— START Recorded information —

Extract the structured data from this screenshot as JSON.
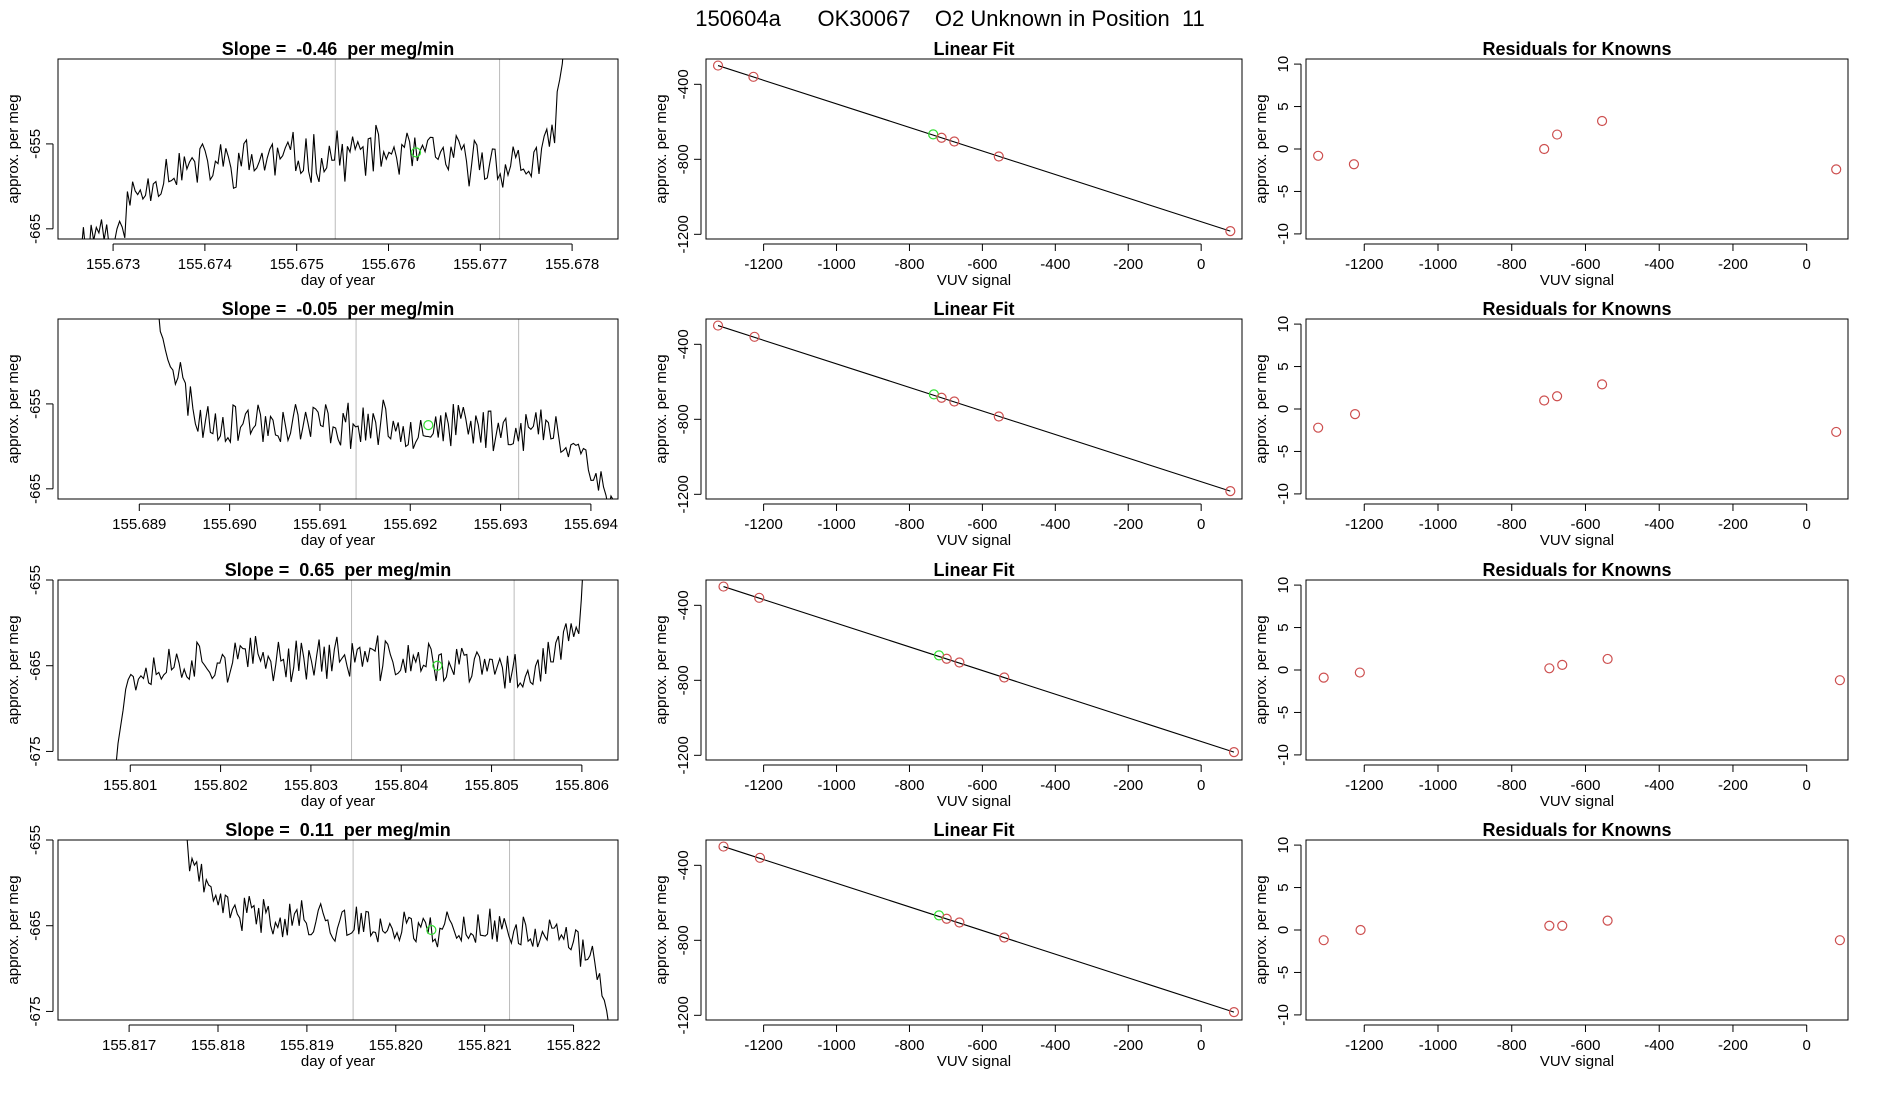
{
  "page_title": "150604a      OK30067    O2 Unknown in Position  11",
  "colors": {
    "line": "#000000",
    "known": "#CD4F4F",
    "unknown": "#33DD33",
    "divider": "#BBBBBB",
    "axis": "#000000"
  },
  "chart_data": [
    {
      "type": "line",
      "row": 0,
      "title": "Slope =  -0.46  per meg/min",
      "xlabel": "day of year",
      "ylabel": "approx. per meg",
      "xlim": [
        155.6724,
        155.6785
      ],
      "ylim": [
        -666.2,
        -645.0
      ],
      "xticks": [
        155.673,
        155.674,
        155.675,
        155.676,
        155.677,
        155.678
      ],
      "xtick_labels": [
        "155.673",
        "155.674",
        "155.675",
        "155.676",
        "155.677",
        "155.678"
      ],
      "yticks": [
        -655,
        -665
      ],
      "ytick_labels": [
        "-655",
        "-665"
      ],
      "dividers": [
        155.67542,
        155.67721
      ],
      "marker": {
        "x": 155.6763,
        "y": -656.0
      },
      "trace": {
        "seed": 11,
        "x0": 155.67262,
        "x1": 155.67795,
        "n": 190,
        "anchors": [
          [
            0,
            -667
          ],
          [
            0.05,
            -664.5
          ],
          [
            0.08,
            -667
          ],
          [
            0.1,
            -662
          ],
          [
            0.18,
            -658
          ],
          [
            0.35,
            -657
          ],
          [
            0.6,
            -656
          ],
          [
            0.92,
            -657.5
          ],
          [
            0.965,
            -656
          ],
          [
            0.985,
            -648
          ],
          [
            1,
            -640
          ]
        ],
        "noise": 2.6
      }
    },
    {
      "type": "line",
      "row": 1,
      "title": "Slope =  -0.05  per meg/min",
      "xlabel": "day of year",
      "ylabel": "approx. per meg",
      "xlim": [
        155.6881,
        155.6943
      ],
      "ylim": [
        -666.2,
        -645.0
      ],
      "xticks": [
        155.689,
        155.69,
        155.691,
        155.692,
        155.693,
        155.694
      ],
      "xtick_labels": [
        "155.689",
        "155.690",
        "155.691",
        "155.692",
        "155.693",
        "155.694"
      ],
      "yticks": [
        -655,
        -665
      ],
      "ytick_labels": [
        "-655",
        "-665"
      ],
      "dividers": [
        155.6914,
        155.6932
      ],
      "marker": {
        "x": 155.6922,
        "y": -657.5
      },
      "trace": {
        "seed": 23,
        "x0": 155.68915,
        "x1": 155.69425,
        "n": 185,
        "anchors": [
          [
            0,
            -643
          ],
          [
            0.05,
            -651
          ],
          [
            0.1,
            -657
          ],
          [
            0.5,
            -657.5
          ],
          [
            0.85,
            -658
          ],
          [
            0.93,
            -660
          ],
          [
            0.975,
            -665
          ],
          [
            1,
            -667
          ]
        ],
        "noise": 2.4
      }
    },
    {
      "type": "line",
      "row": 2,
      "title": "Slope =  0.65  per meg/min",
      "xlabel": "day of year",
      "ylabel": "approx. per meg",
      "xlim": [
        155.8002,
        155.8064
      ],
      "ylim": [
        -676.0,
        -655.0
      ],
      "xticks": [
        155.801,
        155.802,
        155.803,
        155.804,
        155.805,
        155.806
      ],
      "xtick_labels": [
        "155.801",
        "155.802",
        "155.803",
        "155.804",
        "155.805",
        "155.806"
      ],
      "yticks": [
        -655,
        -665,
        -675
      ],
      "ytick_labels": [
        "-655",
        "-665",
        "-675"
      ],
      "dividers": [
        155.80345,
        155.80525
      ],
      "marker": {
        "x": 155.8044,
        "y": -665.0
      },
      "trace": {
        "seed": 37,
        "x0": 155.80078,
        "x1": 155.80605,
        "n": 188,
        "anchors": [
          [
            0,
            -678
          ],
          [
            0.04,
            -666
          ],
          [
            0.15,
            -664.5
          ],
          [
            0.5,
            -664
          ],
          [
            0.75,
            -665
          ],
          [
            0.88,
            -666
          ],
          [
            0.96,
            -662
          ],
          [
            0.985,
            -660
          ],
          [
            1,
            -650
          ]
        ],
        "noise": 2.3
      }
    },
    {
      "type": "line",
      "row": 3,
      "title": "Slope =  0.11  per meg/min",
      "xlabel": "day of year",
      "ylabel": "approx. per meg",
      "xlim": [
        155.8162,
        155.8225
      ],
      "ylim": [
        -676.0,
        -655.0
      ],
      "xticks": [
        155.817,
        155.818,
        155.819,
        155.82,
        155.821,
        155.822
      ],
      "xtick_labels": [
        "155.817",
        "155.818",
        "155.819",
        "155.820",
        "155.821",
        "155.822"
      ],
      "yticks": [
        -655,
        -665,
        -675
      ],
      "ytick_labels": [
        "-655",
        "-665",
        "-675"
      ],
      "dividers": [
        155.81952,
        155.82128
      ],
      "marker": {
        "x": 155.8204,
        "y": -665.5
      },
      "trace": {
        "seed": 41,
        "x0": 155.8176,
        "x1": 155.8224,
        "n": 180,
        "anchors": [
          [
            0,
            -654
          ],
          [
            0.05,
            -661
          ],
          [
            0.12,
            -663.5
          ],
          [
            0.45,
            -665
          ],
          [
            0.8,
            -665.5
          ],
          [
            0.9,
            -666.5
          ],
          [
            0.96,
            -669
          ],
          [
            1,
            -675
          ]
        ],
        "noise": 2.0
      }
    },
    {
      "type": "scatter",
      "row": 0,
      "title": "Linear Fit",
      "xlabel": "VUV signal",
      "ylabel": "approx. per meg",
      "xlim": [
        -1358,
        112
      ],
      "ylim": [
        -1225,
        -265
      ],
      "xticks": [
        -1200,
        -1000,
        -800,
        -600,
        -400,
        -200,
        0
      ],
      "xtick_labels": [
        "-1200",
        "-1000",
        "-800",
        "-600",
        "-400",
        "-200",
        "0"
      ],
      "yticks": [
        -400,
        -800,
        -1200
      ],
      "ytick_labels": [
        "-400",
        "-800",
        "-1200"
      ],
      "known": [
        [
          -1325,
          -300
        ],
        [
          -1228,
          -360
        ],
        [
          -712,
          -685
        ],
        [
          -677,
          -705
        ],
        [
          -555,
          -785
        ],
        [
          80,
          -1183
        ]
      ],
      "unknown": [
        [
          -735,
          -667
        ]
      ],
      "fit": [
        [
          -1325,
          -300
        ],
        [
          80,
          -1183
        ]
      ]
    },
    {
      "type": "scatter",
      "row": 1,
      "title": "Linear Fit",
      "xlabel": "VUV signal",
      "ylabel": "approx. per meg",
      "xlim": [
        -1358,
        112
      ],
      "ylim": [
        -1225,
        -265
      ],
      "xticks": [
        -1200,
        -1000,
        -800,
        -600,
        -400,
        -200,
        0
      ],
      "xtick_labels": [
        "-1200",
        "-1000",
        "-800",
        "-600",
        "-400",
        "-200",
        "0"
      ],
      "yticks": [
        -400,
        -800,
        -1200
      ],
      "ytick_labels": [
        "-400",
        "-800",
        "-1200"
      ],
      "known": [
        [
          -1325,
          -300
        ],
        [
          -1225,
          -360
        ],
        [
          -712,
          -685
        ],
        [
          -677,
          -705
        ],
        [
          -555,
          -785
        ],
        [
          80,
          -1183
        ]
      ],
      "unknown": [
        [
          -733,
          -667
        ]
      ],
      "fit": [
        [
          -1325,
          -300
        ],
        [
          80,
          -1183
        ]
      ]
    },
    {
      "type": "scatter",
      "row": 2,
      "title": "Linear Fit",
      "xlabel": "VUV signal",
      "ylabel": "approx. per meg",
      "xlim": [
        -1358,
        112
      ],
      "ylim": [
        -1225,
        -265
      ],
      "xticks": [
        -1200,
        -1000,
        -800,
        -600,
        -400,
        -200,
        0
      ],
      "xtick_labels": [
        "-1200",
        "-1000",
        "-800",
        "-600",
        "-400",
        "-200",
        "0"
      ],
      "yticks": [
        -400,
        -800,
        -1200
      ],
      "ytick_labels": [
        "-400",
        "-800",
        "-1200"
      ],
      "known": [
        [
          -1310,
          -300
        ],
        [
          -1212,
          -360
        ],
        [
          -698,
          -685
        ],
        [
          -663,
          -705
        ],
        [
          -540,
          -785
        ],
        [
          90,
          -1183
        ]
      ],
      "unknown": [
        [
          -719,
          -667
        ]
      ],
      "fit": [
        [
          -1310,
          -300
        ],
        [
          90,
          -1183
        ]
      ]
    },
    {
      "type": "scatter",
      "row": 3,
      "title": "Linear Fit",
      "xlabel": "VUV signal",
      "ylabel": "approx. per meg",
      "xlim": [
        -1358,
        112
      ],
      "ylim": [
        -1225,
        -265
      ],
      "xticks": [
        -1200,
        -1000,
        -800,
        -600,
        -400,
        -200,
        0
      ],
      "xtick_labels": [
        "-1200",
        "-1000",
        "-800",
        "-600",
        "-400",
        "-200",
        "0"
      ],
      "yticks": [
        -400,
        -800,
        -1200
      ],
      "ytick_labels": [
        "-400",
        "-800",
        "-1200"
      ],
      "known": [
        [
          -1310,
          -300
        ],
        [
          -1210,
          -360
        ],
        [
          -698,
          -685
        ],
        [
          -663,
          -705
        ],
        [
          -540,
          -785
        ],
        [
          90,
          -1183
        ]
      ],
      "unknown": [
        [
          -719,
          -667
        ]
      ],
      "fit": [
        [
          -1310,
          -300
        ],
        [
          90,
          -1183
        ]
      ]
    },
    {
      "type": "scatter",
      "row": 0,
      "title": "Residuals for Knowns",
      "xlabel": "VUV signal",
      "ylabel": "approx. per meg",
      "xlim": [
        -1358,
        112
      ],
      "ylim": [
        -10.6,
        10.6
      ],
      "xticks": [
        -1200,
        -1000,
        -800,
        -600,
        -400,
        -200,
        0
      ],
      "xtick_labels": [
        "-1200",
        "-1000",
        "-800",
        "-600",
        "-400",
        "-200",
        "0"
      ],
      "yticks": [
        10,
        5,
        0,
        -5,
        -10
      ],
      "ytick_labels": [
        "10",
        "5",
        "0",
        "-5",
        "-10"
      ],
      "known": [
        [
          -1325,
          -0.8
        ],
        [
          -1228,
          -1.8
        ],
        [
          -712,
          0.0
        ],
        [
          -677,
          1.7
        ],
        [
          -555,
          3.3
        ],
        [
          80,
          -2.4
        ]
      ]
    },
    {
      "type": "scatter",
      "row": 1,
      "title": "Residuals for Knowns",
      "xlabel": "VUV signal",
      "ylabel": "approx. per meg",
      "xlim": [
        -1358,
        112
      ],
      "ylim": [
        -10.6,
        10.6
      ],
      "xticks": [
        -1200,
        -1000,
        -800,
        -600,
        -400,
        -200,
        0
      ],
      "xtick_labels": [
        "-1200",
        "-1000",
        "-800",
        "-600",
        "-400",
        "-200",
        "0"
      ],
      "yticks": [
        10,
        5,
        0,
        -5,
        -10
      ],
      "ytick_labels": [
        "10",
        "5",
        "0",
        "-5",
        "-10"
      ],
      "known": [
        [
          -1325,
          -2.2
        ],
        [
          -1225,
          -0.6
        ],
        [
          -712,
          1.0
        ],
        [
          -677,
          1.5
        ],
        [
          -555,
          2.9
        ],
        [
          80,
          -2.7
        ]
      ]
    },
    {
      "type": "scatter",
      "row": 2,
      "title": "Residuals for Knowns",
      "xlabel": "VUV signal",
      "ylabel": "approx. per meg",
      "xlim": [
        -1358,
        112
      ],
      "ylim": [
        -10.6,
        10.6
      ],
      "xticks": [
        -1200,
        -1000,
        -800,
        -600,
        -400,
        -200,
        0
      ],
      "xtick_labels": [
        "-1200",
        "-1000",
        "-800",
        "-600",
        "-400",
        "-200",
        "0"
      ],
      "yticks": [
        10,
        5,
        0,
        -5,
        -10
      ],
      "ytick_labels": [
        "10",
        "5",
        "0",
        "-5",
        "-10"
      ],
      "known": [
        [
          -1310,
          -0.9
        ],
        [
          -1212,
          -0.3
        ],
        [
          -698,
          0.2
        ],
        [
          -663,
          0.6
        ],
        [
          -540,
          1.3
        ],
        [
          90,
          -1.2
        ]
      ]
    },
    {
      "type": "scatter",
      "row": 3,
      "title": "Residuals for Knowns",
      "xlabel": "VUV signal",
      "ylabel": "approx. per meg",
      "xlim": [
        -1358,
        112
      ],
      "ylim": [
        -10.6,
        10.6
      ],
      "xticks": [
        -1200,
        -1000,
        -800,
        -600,
        -400,
        -200,
        0
      ],
      "xtick_labels": [
        "-1200",
        "-1000",
        "-800",
        "-600",
        "-400",
        "-200",
        "0"
      ],
      "yticks": [
        10,
        5,
        0,
        -5,
        -10
      ],
      "ytick_labels": [
        "10",
        "5",
        "0",
        "-5",
        "-10"
      ],
      "known": [
        [
          -1310,
          -1.2
        ],
        [
          -1210,
          0.0
        ],
        [
          -698,
          0.5
        ],
        [
          -663,
          0.5
        ],
        [
          -540,
          1.1
        ],
        [
          90,
          -1.2
        ]
      ]
    }
  ]
}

— END Recorded information —

**Task prompt:**
Locate the string "Slope" in the listing above and copy every line where it occurs.

**Answer for the task:**
      "title": "Slope =  -0.46  per meg/min",
      "title": "Slope =  -0.05  per meg/min",
      "title": "Slope =  0.65  per meg/min",
      "title": "Slope =  0.11  per meg/min",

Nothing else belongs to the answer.